### REQUEST
Transcribe the listing below word for word.

### ENTRIES PROVIDED
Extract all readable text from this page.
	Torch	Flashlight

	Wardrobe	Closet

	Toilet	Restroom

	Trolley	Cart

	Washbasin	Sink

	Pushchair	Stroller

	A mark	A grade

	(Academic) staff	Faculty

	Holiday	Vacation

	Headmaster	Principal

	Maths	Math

### EXERCISE ANSWER
Extract all readable text from this page.
	Torch	Flashlight

	Wardrobe	Closet

	Toilet	Restroom

	Trolley	Cart

	Washbasin	Sink

	Pushchair	Stroller

	A mark	A grade

	(Academic) staff	Faculty

	Holiday	Vacation

	Headmaster	Principal

	Maths	Math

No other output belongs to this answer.